Pick out all lines in the listing holding the string "window" and copy them.

Dataset excerpts
● ● ● ●

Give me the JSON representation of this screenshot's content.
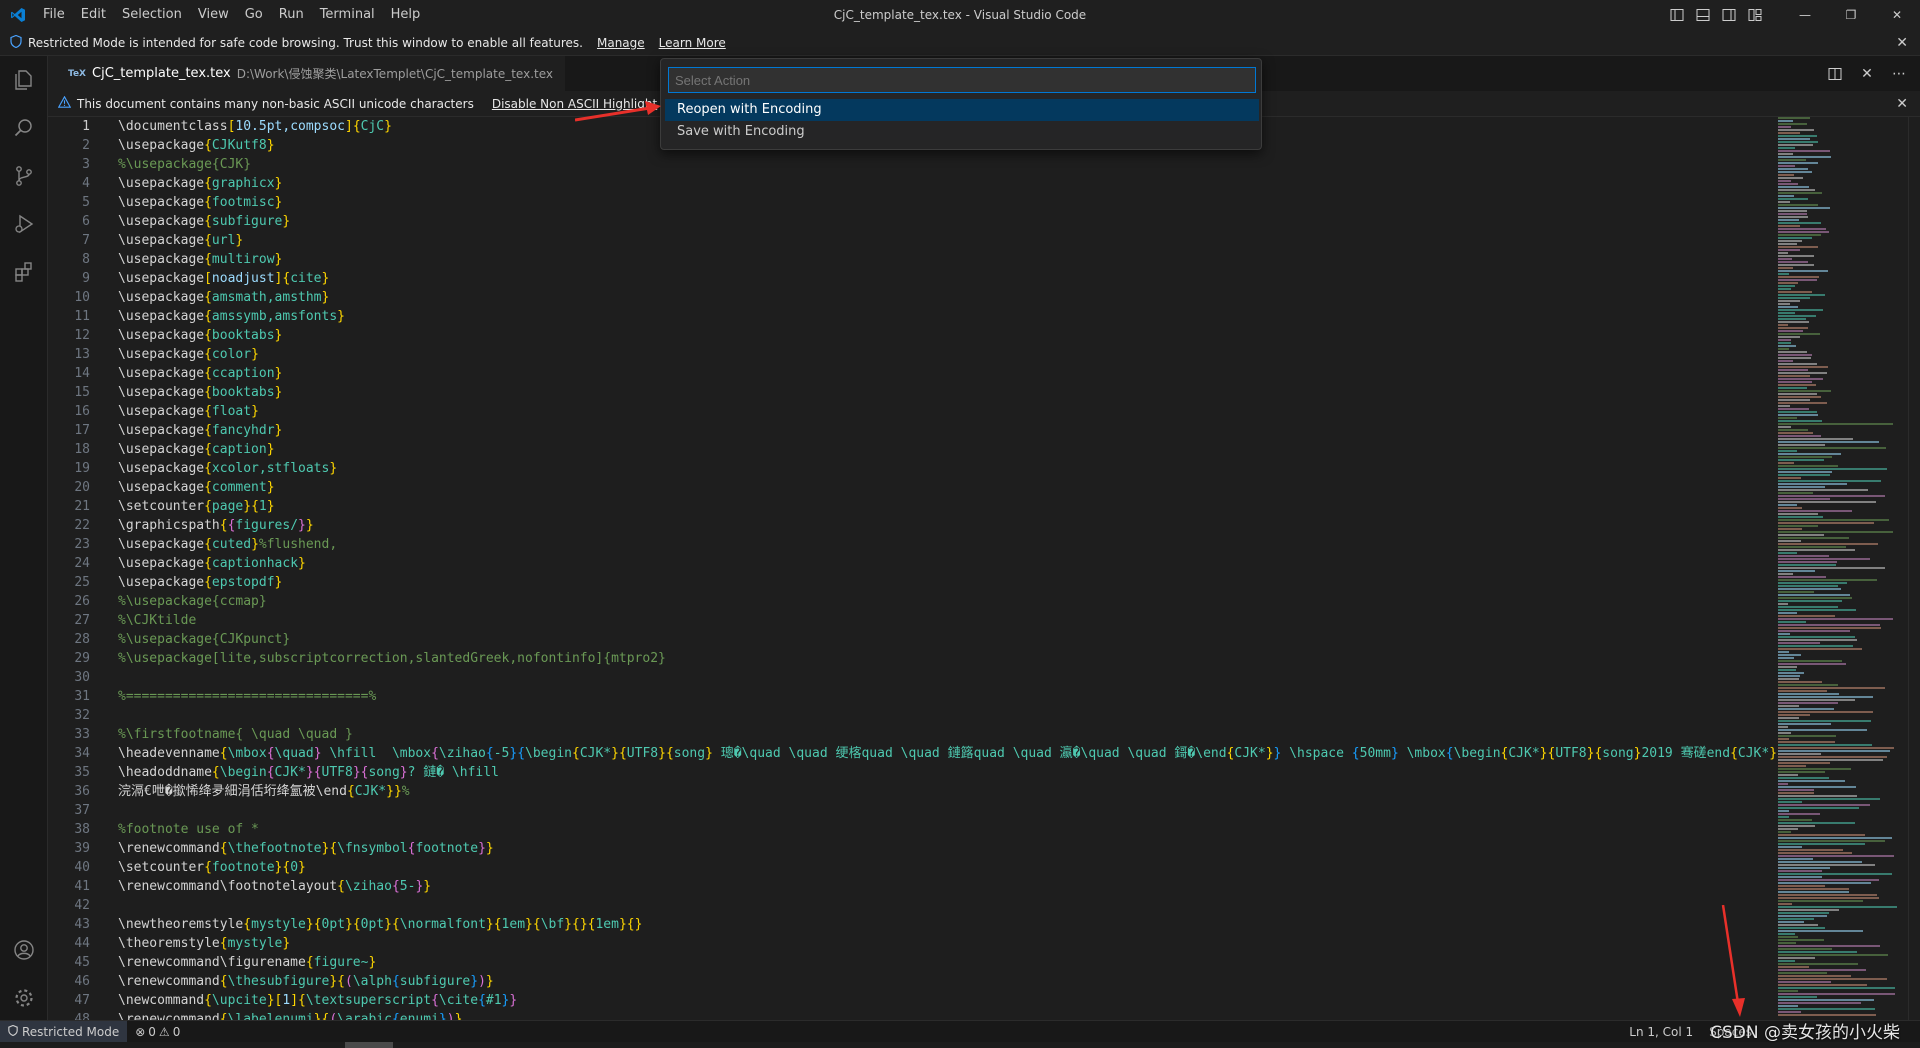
{
  "window": {
    "title": "CjC_template_tex.tex - Visual Studio Code",
    "menu": [
      "File",
      "Edit",
      "Selection",
      "View",
      "Go",
      "Run",
      "Terminal",
      "Help"
    ]
  },
  "banner": {
    "text": "Restricted Mode is intended for safe code browsing. Trust this window to enable all features.",
    "manage": "Manage",
    "learn_more": "Learn More"
  },
  "tab": {
    "icon": "TeX",
    "title": "CjC_template_tex.tex",
    "path": "D:\\Work\\侵蚀聚类\\LatexTemplet\\CjC_template_tex.tex"
  },
  "ascii_warning": {
    "text": "This document contains many non-basic ASCII unicode characters",
    "action": "Disable Non ASCII Highlight"
  },
  "quick_pick": {
    "placeholder": "Select Action",
    "items": [
      "Reopen with Encoding",
      "Save with Encoding"
    ]
  },
  "editor": {
    "lines": [
      "\\documentclass[10.5pt,compsoc]{CjC}",
      "\\usepackage{CJKutf8}",
      "%\\usepackage{CJK}",
      "\\usepackage{graphicx}",
      "\\usepackage{footmisc}",
      "\\usepackage{subfigure}",
      "\\usepackage{url}",
      "\\usepackage{multirow}",
      "\\usepackage[noadjust]{cite}",
      "\\usepackage{amsmath,amsthm}",
      "\\usepackage{amssymb,amsfonts}",
      "\\usepackage{booktabs}",
      "\\usepackage{color}",
      "\\usepackage{ccaption}",
      "\\usepackage{booktabs}",
      "\\usepackage{float}",
      "\\usepackage{fancyhdr}",
      "\\usepackage{caption}",
      "\\usepackage{xcolor,stfloats}",
      "\\usepackage{comment}",
      "\\setcounter{page}{1}",
      "\\graphicspath{{figures/}}",
      "\\usepackage{cuted}%flushend,",
      "\\usepackage{captionhack}",
      "\\usepackage{epstopdf}",
      "%\\usepackage{ccmap}",
      "%\\CJKtilde",
      "%\\usepackage{CJKpunct}",
      "%\\usepackage[lite,subscriptcorrection,slantedGreek,nofontinfo]{mtpro2}",
      "",
      "%===============================%",
      "",
      "%\\firstfootname{ \\quad \\quad }",
      "\\headevenname{\\mbox{\\quad} \\hfill  \\mbox{\\zihao{-5}{\\begin{CJK*}{UTF8}{song} 璁�\\quad \\quad 绠楁quad \\quad 鏈簬quad \\quad 瀛�\\quad \\quad 鎶�\\end{CJK*}} \\hspace {50mm} \\mbox{\\begin{CJK*}{UTF8}{song}2019 骞磋end{CJK*}}",
      "\\headoddname{\\begin{CJK*}{UTF8}{song}? 鏈� \\hfill",
      "浣滆€呭�撳悕绛夛細涓佸垳绛氳被\\end{CJK*}}%",
      "",
      "%footnote use of *",
      "\\renewcommand{\\thefootnote}{\\fnsymbol{footnote}}",
      "\\setcounter{footnote}{0}",
      "\\renewcommand\\footnotelayout{\\zihao{5-}}",
      "",
      "\\newtheoremstyle{mystyle}{0pt}{0pt}{\\normalfont}{1em}{\\bf}{}{1em}{}",
      "\\theoremstyle{mystyle}",
      "\\renewcommand\\figurename{figure~}",
      "\\renewcommand{\\thesubfigure}{(\\alph{subfigure})}",
      "\\newcommand{\\upcite}[1]{\\textsuperscript{\\cite{#1}}",
      "\\renewcommand{\\labelenumi}{(\\arabic{enumi})}"
    ]
  },
  "colors": {
    "keyword": "#d4d4d4",
    "brace": "#ffd700",
    "brace2": "#da70d6",
    "brace3": "#179fff",
    "arg": "#4ec9b0",
    "option": "#9cdcfe",
    "comment": "#6a9955",
    "accent": "#0078d4"
  },
  "status": {
    "restricted": "Restricted Mode",
    "errors": "0",
    "warnings": "0",
    "position": "Ln 1, Col 1",
    "spaces": "Spaces"
  },
  "watermark": "CSDN @卖女孩的小火柴"
}
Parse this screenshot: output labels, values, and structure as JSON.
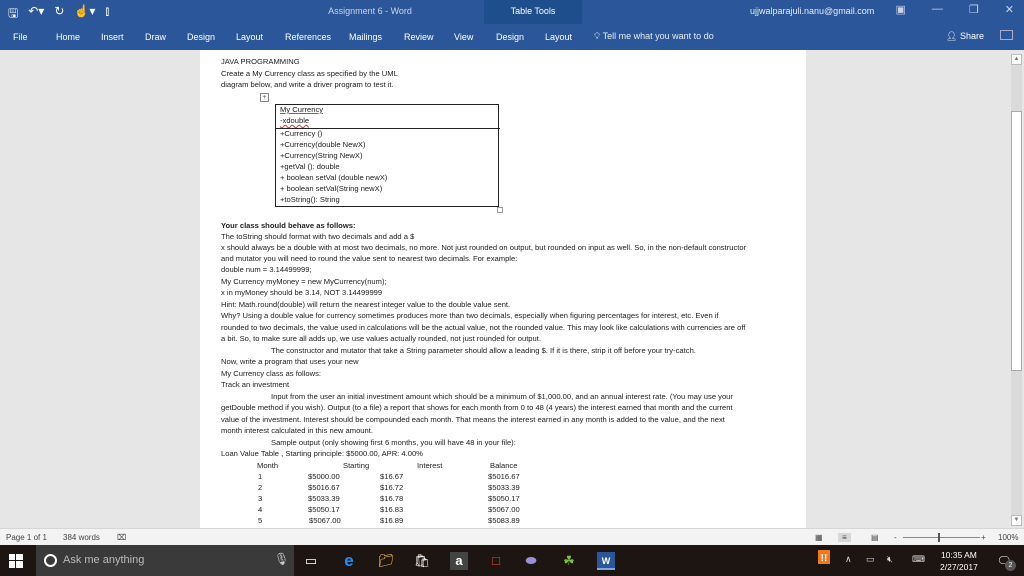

● ● ● ●

» **The solution**
  "window": {
    "text": "Restricted Mode is intended for safe code browsing. Trust this window to enable all features.",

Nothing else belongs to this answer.